• **Direction 1**
In the changelog below, what limit does runSpawn put on the stdout and stderr it captures?
• **Direction 2**
Continue the changelog below from the point where it stops.

Lifecycle / process management
- stopShellLifecycleAppTarget no longer issues a redundant second kill
  via a leftover else-if branch
- killAllocatedPortListeners now keys on the composite mapKey instead
  of the bare appId, so multi-workspace deployments don't slowly leak
  shellLifecyclePorts entries
- ensureAppRunning's "already healthy" fast path requires the executor
  to actually be tracking a child process for shell-managed apps; an
  orphan listener triggers killPortListeners + a fresh restart
- Health monitor restart path now stopApp + killPortListeners before
  ensureAppRunning so a half-dead zombie can't keep the port bound
- restart_attempts is now persisted on app_builds (state-store
  migration) so a perpetual crash-loop trips the circuit breaker
  across runtime restarts instead of looping forever
- attachTrackedPipeConsumers drains tracked stdout/stderr to a 64 KiB
  WeakMap tail so apps can't stall on a full pipe; getTrackedProcessTails
  exposes the tail for forensics
- runSpawn captures stdout/stderr with a 1 MiB cap to avoid OOM from
  runaway lifecycle commands
- Periodic orphan-process cleanup runs every ~5 min from the health
  monitor in addition to the existing startup pass
- AppLifecycleExecutorLike gains an optional isTrackingApp() method
  (test doubles can omit it; production executor implements it via
  isShellLifecycleAppTracked)

Install / supply-chain
- /api/v1/apps/install-archive serialises concurrent installs for the
  same (workspaceId, appId) via appInstallTasks, returning 409 instead
  of racing on the filesystem and corrupting app.runtime.yaml
- tar.x gains a filter that rejects absolute paths and ".." segments,
  drops uid/gid metadata via portable: true, and strips the executable
  bit from regular files (defense-in-depth on top of strict: true)
- runLifecycleSetup defaults NPM_CONFIG_IGNORE_SCRIPTS=true so npm
  install dependency lifecycle scripts can't run as a supply-chain RCE
  vector; npm run build and similar explicit scripts still work
- isAllowedArchiveUrl now parses both the request URL and the prefix
  and compares protocol/host/pathname, closing the
  github.com.attacker.com lookalike-suffix vector
- mcp_registry server entries gain a started_at timestamp, bumped only
  on the post-start path, so MCP clients watching workspace.yaml can
  invalidate cached SSE streams when an app restarts
- Health probe timeout grows with the configured interval_s instead of
  being hard-coded at 3s

Desktop IPC / download
- New assertSafeWorkspaceId / assertSafeAppId guards (SAFE_ID_REGEX:
  alnum + ._-) reject empty strings, path separators, control chars,
  and over-long ids
- workspaceDirectoryPath validates AND re-resolves the joined path so
  a renderer can't smuggle ".." past the workspace root
- installAppFromCatalog, removeInstalledApp, getWorkspaceLifecycle,
  activateWorkspace, deleteWorkspace all sanitise their ids on entry
- downloadAppArchive rewritten on stream/promises pipeline with
  Readable.fromWeb, AbortController-based 5 min timeout, 500 MiB hard
  cap, and best-effort cleanup of partial archives on failure
- Composio polling loop hoists the 5-minute window into named constants
  and reports the configured timeout in its error string

Notes (verified-not-bug, kept as-is)

• **Data extract**

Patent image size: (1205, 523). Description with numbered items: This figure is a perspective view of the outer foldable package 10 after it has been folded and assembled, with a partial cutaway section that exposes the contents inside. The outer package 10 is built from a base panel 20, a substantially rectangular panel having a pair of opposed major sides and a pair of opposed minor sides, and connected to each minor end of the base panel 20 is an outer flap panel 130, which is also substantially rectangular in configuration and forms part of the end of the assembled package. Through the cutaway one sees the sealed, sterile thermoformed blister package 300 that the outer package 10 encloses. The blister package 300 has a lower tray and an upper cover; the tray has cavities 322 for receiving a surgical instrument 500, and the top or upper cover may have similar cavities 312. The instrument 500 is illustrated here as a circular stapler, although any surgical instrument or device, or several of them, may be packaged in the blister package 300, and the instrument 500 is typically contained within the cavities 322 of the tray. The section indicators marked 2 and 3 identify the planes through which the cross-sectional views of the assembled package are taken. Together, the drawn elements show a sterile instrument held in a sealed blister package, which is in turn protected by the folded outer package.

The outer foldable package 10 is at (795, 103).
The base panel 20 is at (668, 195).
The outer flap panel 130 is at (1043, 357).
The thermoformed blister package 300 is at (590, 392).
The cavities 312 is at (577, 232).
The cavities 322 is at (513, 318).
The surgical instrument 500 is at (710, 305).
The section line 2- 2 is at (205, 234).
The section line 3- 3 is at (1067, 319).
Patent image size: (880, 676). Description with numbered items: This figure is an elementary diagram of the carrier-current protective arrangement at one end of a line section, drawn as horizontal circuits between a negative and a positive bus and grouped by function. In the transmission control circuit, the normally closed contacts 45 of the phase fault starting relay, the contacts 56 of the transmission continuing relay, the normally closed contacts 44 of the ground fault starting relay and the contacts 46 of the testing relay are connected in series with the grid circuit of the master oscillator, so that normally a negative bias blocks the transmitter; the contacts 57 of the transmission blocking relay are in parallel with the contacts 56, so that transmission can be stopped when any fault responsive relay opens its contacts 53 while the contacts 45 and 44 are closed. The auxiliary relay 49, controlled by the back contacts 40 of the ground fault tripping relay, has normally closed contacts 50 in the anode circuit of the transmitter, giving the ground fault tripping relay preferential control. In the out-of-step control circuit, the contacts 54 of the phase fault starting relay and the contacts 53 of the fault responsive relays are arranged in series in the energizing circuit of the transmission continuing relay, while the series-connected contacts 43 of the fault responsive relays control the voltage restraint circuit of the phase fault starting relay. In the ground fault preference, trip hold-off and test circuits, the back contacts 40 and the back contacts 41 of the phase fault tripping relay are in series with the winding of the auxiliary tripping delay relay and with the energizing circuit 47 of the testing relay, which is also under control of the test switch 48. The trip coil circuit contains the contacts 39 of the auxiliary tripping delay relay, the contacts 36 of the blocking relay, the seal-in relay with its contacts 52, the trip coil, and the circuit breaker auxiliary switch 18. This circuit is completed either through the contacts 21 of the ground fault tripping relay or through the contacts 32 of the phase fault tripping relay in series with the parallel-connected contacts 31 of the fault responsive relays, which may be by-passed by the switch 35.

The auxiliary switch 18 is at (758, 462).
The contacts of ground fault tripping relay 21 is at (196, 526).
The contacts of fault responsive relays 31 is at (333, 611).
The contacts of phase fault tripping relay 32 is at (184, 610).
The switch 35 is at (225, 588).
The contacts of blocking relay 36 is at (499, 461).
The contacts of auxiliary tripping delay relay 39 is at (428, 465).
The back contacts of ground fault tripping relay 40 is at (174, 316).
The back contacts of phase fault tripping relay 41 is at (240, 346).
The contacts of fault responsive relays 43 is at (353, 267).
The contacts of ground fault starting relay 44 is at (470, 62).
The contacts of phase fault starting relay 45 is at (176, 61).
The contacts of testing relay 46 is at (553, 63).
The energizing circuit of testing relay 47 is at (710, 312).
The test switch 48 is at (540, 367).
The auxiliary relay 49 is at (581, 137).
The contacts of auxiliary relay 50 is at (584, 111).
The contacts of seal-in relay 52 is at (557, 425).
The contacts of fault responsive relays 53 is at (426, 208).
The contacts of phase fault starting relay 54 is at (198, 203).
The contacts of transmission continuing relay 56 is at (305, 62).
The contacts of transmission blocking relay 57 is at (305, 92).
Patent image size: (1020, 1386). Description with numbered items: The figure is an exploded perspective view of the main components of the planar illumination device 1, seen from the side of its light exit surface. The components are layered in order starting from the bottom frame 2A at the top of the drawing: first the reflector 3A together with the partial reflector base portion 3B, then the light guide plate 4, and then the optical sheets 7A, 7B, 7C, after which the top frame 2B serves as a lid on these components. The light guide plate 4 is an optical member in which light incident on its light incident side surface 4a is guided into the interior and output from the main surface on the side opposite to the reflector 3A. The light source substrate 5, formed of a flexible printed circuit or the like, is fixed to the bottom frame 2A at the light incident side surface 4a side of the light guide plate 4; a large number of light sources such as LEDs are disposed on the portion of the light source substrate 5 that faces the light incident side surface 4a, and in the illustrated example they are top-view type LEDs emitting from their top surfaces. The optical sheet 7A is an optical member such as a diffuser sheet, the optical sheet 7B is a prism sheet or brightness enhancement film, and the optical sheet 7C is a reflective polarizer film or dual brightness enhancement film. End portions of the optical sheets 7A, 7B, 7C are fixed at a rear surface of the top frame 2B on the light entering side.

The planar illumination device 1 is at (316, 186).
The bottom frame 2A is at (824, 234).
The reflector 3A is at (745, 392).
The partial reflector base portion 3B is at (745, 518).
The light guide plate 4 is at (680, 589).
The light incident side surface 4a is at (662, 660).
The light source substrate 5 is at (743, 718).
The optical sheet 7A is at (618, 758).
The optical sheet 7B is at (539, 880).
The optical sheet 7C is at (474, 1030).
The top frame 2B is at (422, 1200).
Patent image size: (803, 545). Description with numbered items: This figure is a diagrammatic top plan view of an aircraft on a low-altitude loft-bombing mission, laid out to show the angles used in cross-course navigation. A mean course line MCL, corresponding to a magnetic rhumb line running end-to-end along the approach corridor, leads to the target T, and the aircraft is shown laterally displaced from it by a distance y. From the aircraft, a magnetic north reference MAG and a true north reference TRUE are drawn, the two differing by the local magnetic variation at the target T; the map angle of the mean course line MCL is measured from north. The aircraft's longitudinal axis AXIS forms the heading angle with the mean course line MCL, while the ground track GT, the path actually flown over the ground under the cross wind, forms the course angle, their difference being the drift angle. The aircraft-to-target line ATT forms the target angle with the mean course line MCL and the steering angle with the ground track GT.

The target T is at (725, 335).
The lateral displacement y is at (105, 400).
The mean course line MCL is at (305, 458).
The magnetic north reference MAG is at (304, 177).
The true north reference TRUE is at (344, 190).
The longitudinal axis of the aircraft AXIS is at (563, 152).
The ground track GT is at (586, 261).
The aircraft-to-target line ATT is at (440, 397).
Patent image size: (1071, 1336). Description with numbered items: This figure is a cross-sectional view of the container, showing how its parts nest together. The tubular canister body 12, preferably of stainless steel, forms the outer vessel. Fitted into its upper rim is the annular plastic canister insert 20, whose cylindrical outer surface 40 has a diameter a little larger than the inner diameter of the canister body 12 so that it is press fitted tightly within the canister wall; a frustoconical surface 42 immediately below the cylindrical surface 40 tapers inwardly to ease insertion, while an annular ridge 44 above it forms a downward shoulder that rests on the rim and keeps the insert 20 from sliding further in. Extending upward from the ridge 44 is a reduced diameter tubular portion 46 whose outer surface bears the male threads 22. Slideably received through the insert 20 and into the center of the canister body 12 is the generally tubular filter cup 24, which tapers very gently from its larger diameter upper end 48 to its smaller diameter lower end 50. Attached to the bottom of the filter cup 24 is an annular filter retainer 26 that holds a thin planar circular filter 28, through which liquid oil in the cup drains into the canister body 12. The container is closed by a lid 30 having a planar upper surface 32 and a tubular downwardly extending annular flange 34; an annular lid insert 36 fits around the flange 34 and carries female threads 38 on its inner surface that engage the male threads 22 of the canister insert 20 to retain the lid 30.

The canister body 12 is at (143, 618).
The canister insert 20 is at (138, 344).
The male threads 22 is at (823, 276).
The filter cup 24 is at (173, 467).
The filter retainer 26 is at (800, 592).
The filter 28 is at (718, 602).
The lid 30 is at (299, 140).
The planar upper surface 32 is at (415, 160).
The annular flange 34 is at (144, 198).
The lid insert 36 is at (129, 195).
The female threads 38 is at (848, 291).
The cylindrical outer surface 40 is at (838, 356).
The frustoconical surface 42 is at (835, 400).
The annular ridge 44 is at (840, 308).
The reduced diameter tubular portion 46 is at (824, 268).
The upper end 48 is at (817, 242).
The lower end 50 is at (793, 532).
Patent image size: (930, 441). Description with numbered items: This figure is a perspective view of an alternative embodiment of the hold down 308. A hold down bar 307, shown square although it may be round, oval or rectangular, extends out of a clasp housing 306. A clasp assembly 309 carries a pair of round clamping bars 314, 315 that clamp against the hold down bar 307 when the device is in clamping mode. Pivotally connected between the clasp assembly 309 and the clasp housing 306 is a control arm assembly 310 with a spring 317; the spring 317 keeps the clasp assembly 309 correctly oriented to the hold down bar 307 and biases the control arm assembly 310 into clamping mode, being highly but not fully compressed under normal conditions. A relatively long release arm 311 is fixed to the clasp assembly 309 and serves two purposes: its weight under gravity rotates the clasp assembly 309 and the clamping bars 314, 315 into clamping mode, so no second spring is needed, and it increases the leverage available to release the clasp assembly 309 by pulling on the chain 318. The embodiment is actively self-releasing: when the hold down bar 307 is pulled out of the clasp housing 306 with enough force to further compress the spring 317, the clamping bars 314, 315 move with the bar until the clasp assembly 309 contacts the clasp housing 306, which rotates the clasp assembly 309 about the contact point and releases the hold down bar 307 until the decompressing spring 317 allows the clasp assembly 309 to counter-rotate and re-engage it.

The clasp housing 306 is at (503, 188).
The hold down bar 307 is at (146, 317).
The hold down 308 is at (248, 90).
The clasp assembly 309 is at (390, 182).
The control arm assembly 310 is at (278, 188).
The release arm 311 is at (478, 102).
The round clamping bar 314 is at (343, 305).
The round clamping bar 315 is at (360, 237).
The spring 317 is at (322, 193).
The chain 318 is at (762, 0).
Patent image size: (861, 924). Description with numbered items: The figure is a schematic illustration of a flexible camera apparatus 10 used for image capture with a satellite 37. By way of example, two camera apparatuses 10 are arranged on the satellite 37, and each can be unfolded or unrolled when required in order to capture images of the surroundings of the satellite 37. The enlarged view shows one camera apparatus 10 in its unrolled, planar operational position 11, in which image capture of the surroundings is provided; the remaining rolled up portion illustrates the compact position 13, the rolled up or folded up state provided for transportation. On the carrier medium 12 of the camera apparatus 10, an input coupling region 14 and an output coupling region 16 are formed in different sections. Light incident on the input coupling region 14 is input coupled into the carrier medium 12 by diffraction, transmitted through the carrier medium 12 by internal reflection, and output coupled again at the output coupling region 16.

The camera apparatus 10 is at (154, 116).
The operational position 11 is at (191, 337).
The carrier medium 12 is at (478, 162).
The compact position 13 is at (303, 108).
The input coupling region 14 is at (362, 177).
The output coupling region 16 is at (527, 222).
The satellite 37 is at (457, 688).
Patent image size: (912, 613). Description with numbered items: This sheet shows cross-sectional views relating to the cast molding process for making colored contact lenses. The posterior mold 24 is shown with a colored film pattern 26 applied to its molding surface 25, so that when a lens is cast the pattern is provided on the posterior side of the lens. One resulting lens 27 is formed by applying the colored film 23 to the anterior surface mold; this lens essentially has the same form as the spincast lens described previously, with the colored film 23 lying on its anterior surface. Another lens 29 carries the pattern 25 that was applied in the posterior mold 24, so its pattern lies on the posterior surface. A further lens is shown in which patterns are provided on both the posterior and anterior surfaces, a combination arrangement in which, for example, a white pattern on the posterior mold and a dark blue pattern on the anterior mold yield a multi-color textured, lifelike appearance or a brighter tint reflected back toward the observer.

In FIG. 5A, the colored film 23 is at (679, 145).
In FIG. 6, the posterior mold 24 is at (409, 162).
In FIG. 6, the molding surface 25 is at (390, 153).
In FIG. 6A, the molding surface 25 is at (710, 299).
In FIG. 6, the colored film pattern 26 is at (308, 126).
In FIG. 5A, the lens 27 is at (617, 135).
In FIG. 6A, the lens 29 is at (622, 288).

• **Result 1**
It caps the captured stdout and stderr at 1 MiB.

• **Result 2**
- withAppStartOperation cleanup is correct: JS single-threaded + no
  await between get() and set() means the slot can never be overwritten
  while a promise is in-flight
- allocateAppPort is idempotent per (workspaceId, appId-key); restart
  loops do not leak SQLite port rows
- resolveWorkspaceApp already throws WorkspaceAppsError 404 when
  workspace.yaml is missing; no silent null path
Follow-up to the previous hardening commit. Two fixes:

1. Revert `NPM_CONFIG_IGNORE_SCRIPTS=true` default in runLifecycleSetup
   and the exec-bit strip in tar.x. Both were overreach: TanStack Start
   module apps legitimately depend on postinstall scripts (esbuild,
   better-sqlite3, swc) and on executable shebang scripts under
   node_modules/.bin (vite, tsup). Turning either off made fresh
   workspace creates fail to build any app. Supply-chain concerns for
   marketplace apps still have defense-in-depth via the parsed-URL
   allowlist and the tar path-escape filter.

2. Add end-to-end install-path forensic logging.

   runAppSetup (the setup path actually used by ensureAppRunning)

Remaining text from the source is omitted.